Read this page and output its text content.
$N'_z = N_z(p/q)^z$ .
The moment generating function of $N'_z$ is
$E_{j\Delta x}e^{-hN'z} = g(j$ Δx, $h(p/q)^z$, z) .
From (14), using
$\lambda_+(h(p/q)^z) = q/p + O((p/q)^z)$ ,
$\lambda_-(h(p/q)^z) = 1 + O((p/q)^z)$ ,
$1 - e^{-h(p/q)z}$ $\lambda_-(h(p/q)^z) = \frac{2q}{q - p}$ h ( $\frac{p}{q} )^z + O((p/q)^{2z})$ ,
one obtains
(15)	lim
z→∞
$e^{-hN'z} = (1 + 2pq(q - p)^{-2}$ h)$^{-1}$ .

┄┄┄┄┄┄┄┄┄┄

▶ [SET PROBLEM]:
Could you reproduce every record above exactly as it appears?

▶ [RESPONSE TO THIS EXERCISE]:
Read this page and output its text content.
$N'_z = N_z(p/q)^z$ .
The moment generating function of $N'_z$ is
$E_{j\Delta x}e^{-hN'z} = g(j$ Δx, $h(p/q)^z$, z) .
From (14), using
$\lambda_+(h(p/q)^z) = q/p + O((p/q)^z)$ ,
$\lambda_-(h(p/q)^z) = 1 + O((p/q)^z)$ ,
$1 - e^{-h(p/q)z}$ $\lambda_-(h(p/q)^z) = \frac{2q}{q - p}$ h ( $\frac{p}{q} )^z + O((p/q)^{2z})$ ,
one obtains
(15)	lim
z→∞
$e^{-hN'z} = (1 + 2pq(q - p)^{-2}$ h)$^{-1}$ .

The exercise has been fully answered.